Excerpted text:
BEGIN

Perhaps such lists suggest a certain dryness in the subject matter of masonic diaries, that the lists look like the string of 800 free phone numbers provided in many of our own diaries. But lodges in the eighteenth century, like the diaries intended for their members, also sought to instill orderliness, as well as to edify and sometimes to be polemical.


FIGURES 5–9. IN De Almanach der Vrye Metzelaaren … 1780 (Amsterdam) we find these elaborate ceremonies engraved for readers. The numbers correspond to the titles given in the text: 1 is the Grand Master, 2 is the speaker (for that meeting), and so on. The images show the candidate being received into the lodge (Figure 5) and being positioned to be received (Figures 6, 7); the ceremony complete with the laying on of swords (Figure 8); and the candidate, still blindfolded, being raised up by his new “brothers” (Figure 9). In effect he is being laid on the masonic carpet as if he were dead, to be “marked” by his brothers, given the secret password “Tubalkain,” and finally “resurrected” into his new masonic life.


FIGURE 6.


FIGURE 7.


FIGURE 8.


FIGURE 9.

All those themes appear in the diaries. When a new lodge was opened in The Hague in 1761, the Equality of Brothers, the opening discourse in French appeared in a diary as late as 1793. Elsewhere I have argued that the lodge, and its name, may have been opened in reaction against the lodge for men and women that had flourished in the city at mid-century.39 Reprinting the opening oration, again and again, may have been a way of continuing opposition to women being in the lodges. Perhaps the brothers who wanted to dwell solely on their equality had in their disapproving mind lodges of adoption, women’s lodges in Bordeaux, or one closer to home in The Hague. Other diaries offered more gender-benign poems and songs, “A brother has a heart for the work/He lives more content than a King.”40 The tune to which it was to be sung in French was also provided. Still other almanacs, in search of gender equality, gave ceremonies to be used by men and women at a masonic “fête de table.” “We drink brothers, we drink to our amicable sisters,” who in turn answered, “We drink to our tender confrères.”41

In general, moral uplift, rather than gender polemics, filled the pages of typical diaries. “The lodges must be schools of the Moral and Philosophy … in effect … in the discourses that are spoken in them, always Virtue, Charity, and the Love of our neighbor, lie at the base of our intentions.” So said a French diary published in The Hague in 1781.42 It also published an oration given to the national Grand Lodge in The Hague the previous year. The speaker praised the Dutch nation and also asked the Grand Architect of the Universe “to perpetuate generation after generation a race of citizens useful to their country, heroic defenders of Liberty and Religion, and enlightened masters who can revivify our virtues.”43 The appearance of liberty in the language in that year suggests a number of possibilities. The reference may reflect the growing impact of the American Revolution in European consciousness. But the implication that virtue needs reviving may also signal the growing discontent seen in the Dutch Republic by the 1780s. By 1787 revolution would erupt in Amsterdam that was only put to rest by the invasion of Prussian soldiers. We can only wonder what loyal freemasons made of those events because this same diary was warm in its praise of Frederick, king of Prussia, who a mere seven years later ordered the antirevolutionary invasion. We know that some lodges supported the revolution, and that others were Orangist, supporting the stadtholder and the Prussians.

END

Extracted data:
BEGIN

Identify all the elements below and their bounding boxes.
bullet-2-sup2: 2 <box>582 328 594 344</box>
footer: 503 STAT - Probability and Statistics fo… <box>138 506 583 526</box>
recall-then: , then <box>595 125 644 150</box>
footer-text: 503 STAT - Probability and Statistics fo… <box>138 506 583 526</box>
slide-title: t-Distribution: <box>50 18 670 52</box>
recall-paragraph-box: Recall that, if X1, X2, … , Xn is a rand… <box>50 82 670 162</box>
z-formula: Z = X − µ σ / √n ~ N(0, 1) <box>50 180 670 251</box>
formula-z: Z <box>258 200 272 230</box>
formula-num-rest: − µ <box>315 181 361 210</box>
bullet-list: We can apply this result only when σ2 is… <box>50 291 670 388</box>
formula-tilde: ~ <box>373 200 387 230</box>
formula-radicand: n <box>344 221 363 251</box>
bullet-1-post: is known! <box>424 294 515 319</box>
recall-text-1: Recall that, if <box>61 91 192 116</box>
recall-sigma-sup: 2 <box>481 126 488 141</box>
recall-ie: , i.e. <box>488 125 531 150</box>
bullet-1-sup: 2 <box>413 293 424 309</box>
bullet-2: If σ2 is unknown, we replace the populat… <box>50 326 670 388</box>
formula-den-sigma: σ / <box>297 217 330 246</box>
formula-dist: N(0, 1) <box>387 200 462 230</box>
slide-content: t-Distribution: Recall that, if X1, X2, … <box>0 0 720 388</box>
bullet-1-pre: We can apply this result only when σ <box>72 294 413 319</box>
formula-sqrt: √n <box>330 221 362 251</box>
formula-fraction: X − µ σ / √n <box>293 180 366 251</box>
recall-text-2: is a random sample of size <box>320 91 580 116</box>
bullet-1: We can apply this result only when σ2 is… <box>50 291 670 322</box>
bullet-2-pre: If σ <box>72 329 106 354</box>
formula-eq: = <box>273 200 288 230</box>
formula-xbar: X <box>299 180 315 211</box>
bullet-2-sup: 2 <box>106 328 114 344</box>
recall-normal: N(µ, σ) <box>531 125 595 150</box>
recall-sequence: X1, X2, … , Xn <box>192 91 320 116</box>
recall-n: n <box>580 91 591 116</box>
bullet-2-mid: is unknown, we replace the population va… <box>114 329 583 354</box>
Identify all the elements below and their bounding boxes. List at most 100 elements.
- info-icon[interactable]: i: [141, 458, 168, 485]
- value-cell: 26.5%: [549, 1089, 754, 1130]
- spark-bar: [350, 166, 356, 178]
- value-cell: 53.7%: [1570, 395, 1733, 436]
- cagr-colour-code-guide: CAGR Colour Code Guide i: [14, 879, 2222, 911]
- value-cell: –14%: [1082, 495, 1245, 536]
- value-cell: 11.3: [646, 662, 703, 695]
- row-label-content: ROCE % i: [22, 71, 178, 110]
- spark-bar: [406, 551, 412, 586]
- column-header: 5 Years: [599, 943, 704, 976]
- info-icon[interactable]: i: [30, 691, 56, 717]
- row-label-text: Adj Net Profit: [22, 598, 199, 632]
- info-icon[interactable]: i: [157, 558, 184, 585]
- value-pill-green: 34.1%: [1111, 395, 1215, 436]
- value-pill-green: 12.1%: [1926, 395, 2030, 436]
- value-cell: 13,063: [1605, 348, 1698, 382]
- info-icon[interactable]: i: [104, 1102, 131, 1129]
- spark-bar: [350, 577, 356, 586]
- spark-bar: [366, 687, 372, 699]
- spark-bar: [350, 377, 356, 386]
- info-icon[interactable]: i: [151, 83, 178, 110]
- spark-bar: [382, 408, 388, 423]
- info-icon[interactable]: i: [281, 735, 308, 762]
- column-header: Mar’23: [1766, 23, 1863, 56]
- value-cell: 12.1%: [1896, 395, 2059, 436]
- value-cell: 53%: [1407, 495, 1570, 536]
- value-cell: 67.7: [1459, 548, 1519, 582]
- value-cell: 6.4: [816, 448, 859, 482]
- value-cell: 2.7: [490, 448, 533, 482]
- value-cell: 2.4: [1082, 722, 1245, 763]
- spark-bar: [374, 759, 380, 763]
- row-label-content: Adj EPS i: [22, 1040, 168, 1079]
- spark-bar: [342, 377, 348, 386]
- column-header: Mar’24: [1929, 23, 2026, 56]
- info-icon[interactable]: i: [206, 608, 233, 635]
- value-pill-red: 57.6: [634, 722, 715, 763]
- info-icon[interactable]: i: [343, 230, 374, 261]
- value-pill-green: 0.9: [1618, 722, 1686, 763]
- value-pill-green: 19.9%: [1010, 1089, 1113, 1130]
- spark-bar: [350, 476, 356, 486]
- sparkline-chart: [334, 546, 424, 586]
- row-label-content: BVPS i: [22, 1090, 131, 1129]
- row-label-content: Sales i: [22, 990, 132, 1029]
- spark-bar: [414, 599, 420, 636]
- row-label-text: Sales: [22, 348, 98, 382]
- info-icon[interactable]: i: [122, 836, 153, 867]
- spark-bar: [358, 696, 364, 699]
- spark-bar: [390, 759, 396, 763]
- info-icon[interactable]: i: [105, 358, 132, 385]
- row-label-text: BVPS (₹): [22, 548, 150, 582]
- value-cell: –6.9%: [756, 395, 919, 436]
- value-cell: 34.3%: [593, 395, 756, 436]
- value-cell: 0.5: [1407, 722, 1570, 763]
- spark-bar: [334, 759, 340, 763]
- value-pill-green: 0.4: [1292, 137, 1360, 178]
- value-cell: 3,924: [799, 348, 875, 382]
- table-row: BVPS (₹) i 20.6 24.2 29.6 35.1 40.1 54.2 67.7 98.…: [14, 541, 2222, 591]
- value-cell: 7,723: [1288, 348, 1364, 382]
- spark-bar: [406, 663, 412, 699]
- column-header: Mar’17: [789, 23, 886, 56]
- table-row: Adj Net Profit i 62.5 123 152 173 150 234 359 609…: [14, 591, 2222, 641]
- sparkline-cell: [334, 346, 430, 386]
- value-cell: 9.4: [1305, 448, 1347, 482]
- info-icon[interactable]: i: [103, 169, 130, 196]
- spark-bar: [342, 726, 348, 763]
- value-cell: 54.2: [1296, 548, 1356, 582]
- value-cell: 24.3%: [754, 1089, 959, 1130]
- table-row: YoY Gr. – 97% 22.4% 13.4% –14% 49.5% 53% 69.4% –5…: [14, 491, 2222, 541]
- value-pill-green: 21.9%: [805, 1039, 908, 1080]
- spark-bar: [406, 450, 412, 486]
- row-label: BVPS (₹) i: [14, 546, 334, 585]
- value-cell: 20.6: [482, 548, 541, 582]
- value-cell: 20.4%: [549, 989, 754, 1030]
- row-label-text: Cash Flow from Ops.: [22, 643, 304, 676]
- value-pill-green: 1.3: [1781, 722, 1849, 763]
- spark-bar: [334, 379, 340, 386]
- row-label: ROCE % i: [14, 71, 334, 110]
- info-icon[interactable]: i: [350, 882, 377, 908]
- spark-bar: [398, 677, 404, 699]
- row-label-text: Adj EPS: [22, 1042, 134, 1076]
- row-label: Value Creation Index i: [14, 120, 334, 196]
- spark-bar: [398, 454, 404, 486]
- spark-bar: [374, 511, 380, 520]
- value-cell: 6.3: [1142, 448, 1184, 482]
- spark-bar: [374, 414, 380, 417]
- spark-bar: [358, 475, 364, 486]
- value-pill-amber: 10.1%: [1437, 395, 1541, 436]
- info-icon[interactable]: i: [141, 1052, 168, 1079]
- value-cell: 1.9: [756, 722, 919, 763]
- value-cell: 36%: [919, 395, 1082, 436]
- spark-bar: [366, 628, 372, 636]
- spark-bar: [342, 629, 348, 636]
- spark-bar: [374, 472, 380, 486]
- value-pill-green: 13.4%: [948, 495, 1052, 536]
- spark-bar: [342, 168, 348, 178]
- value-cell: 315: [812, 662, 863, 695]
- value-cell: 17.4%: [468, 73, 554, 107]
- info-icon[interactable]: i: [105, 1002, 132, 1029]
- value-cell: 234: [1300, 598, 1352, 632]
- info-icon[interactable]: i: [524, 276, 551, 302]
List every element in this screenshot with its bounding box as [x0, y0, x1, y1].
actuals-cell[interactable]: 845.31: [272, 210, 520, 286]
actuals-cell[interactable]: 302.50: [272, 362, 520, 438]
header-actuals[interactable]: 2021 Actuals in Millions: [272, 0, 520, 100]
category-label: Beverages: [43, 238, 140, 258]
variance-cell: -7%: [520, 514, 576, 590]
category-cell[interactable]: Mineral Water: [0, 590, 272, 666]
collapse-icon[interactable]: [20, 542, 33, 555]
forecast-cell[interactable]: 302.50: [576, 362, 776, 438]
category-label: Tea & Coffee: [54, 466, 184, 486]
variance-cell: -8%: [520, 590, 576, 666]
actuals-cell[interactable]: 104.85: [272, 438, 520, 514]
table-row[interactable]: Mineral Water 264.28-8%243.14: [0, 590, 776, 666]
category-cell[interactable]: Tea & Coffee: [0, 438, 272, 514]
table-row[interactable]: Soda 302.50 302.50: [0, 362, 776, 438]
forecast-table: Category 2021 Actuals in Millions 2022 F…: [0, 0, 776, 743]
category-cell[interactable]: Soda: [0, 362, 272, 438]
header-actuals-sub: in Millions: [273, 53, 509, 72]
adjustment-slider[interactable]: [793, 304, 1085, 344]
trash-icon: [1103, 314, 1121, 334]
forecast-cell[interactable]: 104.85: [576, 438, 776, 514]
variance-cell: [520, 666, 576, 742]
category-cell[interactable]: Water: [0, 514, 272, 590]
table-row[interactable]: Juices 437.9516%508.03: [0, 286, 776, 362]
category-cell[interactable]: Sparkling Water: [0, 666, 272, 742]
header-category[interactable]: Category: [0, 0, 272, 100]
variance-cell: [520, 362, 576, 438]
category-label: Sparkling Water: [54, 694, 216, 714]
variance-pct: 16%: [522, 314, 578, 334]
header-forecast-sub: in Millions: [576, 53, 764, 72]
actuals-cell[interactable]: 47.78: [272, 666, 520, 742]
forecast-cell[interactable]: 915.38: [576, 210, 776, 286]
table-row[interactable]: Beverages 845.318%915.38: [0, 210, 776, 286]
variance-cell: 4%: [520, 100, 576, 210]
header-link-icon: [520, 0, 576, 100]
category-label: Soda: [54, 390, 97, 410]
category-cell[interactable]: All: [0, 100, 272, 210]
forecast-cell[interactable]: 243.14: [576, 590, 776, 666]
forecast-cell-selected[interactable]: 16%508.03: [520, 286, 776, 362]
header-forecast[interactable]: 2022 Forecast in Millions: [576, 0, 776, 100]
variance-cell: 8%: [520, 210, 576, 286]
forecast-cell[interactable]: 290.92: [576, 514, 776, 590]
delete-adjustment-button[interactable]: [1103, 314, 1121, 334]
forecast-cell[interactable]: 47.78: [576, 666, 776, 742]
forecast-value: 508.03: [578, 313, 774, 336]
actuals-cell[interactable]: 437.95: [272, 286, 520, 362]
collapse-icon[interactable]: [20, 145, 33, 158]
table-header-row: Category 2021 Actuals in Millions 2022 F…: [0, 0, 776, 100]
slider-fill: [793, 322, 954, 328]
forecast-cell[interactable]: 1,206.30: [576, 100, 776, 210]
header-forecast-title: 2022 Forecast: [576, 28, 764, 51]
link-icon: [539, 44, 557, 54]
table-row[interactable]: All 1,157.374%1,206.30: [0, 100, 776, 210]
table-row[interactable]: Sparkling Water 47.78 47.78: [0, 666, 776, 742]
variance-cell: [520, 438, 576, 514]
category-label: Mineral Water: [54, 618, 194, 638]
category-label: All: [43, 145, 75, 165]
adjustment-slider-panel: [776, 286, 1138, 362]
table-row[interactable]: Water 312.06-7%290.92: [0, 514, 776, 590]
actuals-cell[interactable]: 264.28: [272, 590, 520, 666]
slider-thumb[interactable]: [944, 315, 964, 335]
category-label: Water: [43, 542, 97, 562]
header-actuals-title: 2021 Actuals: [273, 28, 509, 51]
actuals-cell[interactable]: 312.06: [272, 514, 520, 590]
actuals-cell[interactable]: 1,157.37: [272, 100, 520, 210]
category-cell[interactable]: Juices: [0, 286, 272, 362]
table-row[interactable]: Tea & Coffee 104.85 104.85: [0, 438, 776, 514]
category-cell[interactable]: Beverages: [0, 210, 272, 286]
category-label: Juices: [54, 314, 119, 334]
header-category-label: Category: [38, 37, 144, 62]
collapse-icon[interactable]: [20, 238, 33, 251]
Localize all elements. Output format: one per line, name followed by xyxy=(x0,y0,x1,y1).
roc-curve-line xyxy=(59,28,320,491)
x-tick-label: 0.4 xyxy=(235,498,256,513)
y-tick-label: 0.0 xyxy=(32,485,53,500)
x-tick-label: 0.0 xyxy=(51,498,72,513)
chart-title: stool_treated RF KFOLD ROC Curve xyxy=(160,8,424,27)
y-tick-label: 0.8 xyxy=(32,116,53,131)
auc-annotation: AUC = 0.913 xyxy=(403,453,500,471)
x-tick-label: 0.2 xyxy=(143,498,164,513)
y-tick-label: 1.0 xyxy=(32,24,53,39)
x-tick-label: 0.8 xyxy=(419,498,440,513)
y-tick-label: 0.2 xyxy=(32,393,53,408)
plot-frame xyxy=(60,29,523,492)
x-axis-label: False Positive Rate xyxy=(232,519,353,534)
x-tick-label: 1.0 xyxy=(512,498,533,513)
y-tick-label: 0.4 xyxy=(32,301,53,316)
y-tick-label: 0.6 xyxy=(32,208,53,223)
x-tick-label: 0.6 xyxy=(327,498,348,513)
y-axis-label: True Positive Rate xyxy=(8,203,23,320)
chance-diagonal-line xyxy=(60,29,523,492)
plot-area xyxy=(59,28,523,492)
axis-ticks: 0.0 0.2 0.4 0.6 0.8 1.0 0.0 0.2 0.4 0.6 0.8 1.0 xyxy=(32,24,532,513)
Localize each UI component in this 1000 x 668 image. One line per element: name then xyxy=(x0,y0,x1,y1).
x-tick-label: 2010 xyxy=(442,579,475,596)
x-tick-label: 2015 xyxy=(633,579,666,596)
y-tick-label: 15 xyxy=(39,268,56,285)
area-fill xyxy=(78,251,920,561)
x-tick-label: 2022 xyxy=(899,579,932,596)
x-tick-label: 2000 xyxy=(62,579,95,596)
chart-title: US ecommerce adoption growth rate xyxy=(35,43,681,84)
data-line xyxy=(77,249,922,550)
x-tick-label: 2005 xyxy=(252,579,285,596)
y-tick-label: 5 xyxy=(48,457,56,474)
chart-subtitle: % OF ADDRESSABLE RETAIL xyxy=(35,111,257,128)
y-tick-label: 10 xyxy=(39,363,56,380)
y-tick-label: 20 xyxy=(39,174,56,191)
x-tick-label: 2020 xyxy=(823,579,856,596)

END

Tasks to perform:
1/ How would you sum up the excerpt on masonic diaries in two sentences?
2/ Can you rewrite the excerpt on masonic diaries from "Perhaps such lists" to "to be polemical.", substituting "discipline" for "orderliness"?
The entries come from a separate source.

Solutions per task:
1/ Eighteenth-century masonic diaries contained dry-looking lists but also sought to instill orderliness, edify, and sometimes be polemical, as with a reprinted opening discourse that may have continued opposition to women in the lodges, while other diaries offered gender-benign songs or ceremonies for men and women. Most typical diaries, however, were filled with moral uplift, such as a 1781 French diary from The Hague that called lodges schools of morality and philosophy and printed an oration praising the Dutch nation and invoking liberty.

2/
Perhaps such lists suggest a certain dryness in the subject matter of masonic diaries, that the lists look like the string of 800 free phone numbers provided in many of our own diaries. But lodges in the eighteenth century, like the diaries intended for their members, also sought to instill discipline, as well as to edify and sometimes to be polemical.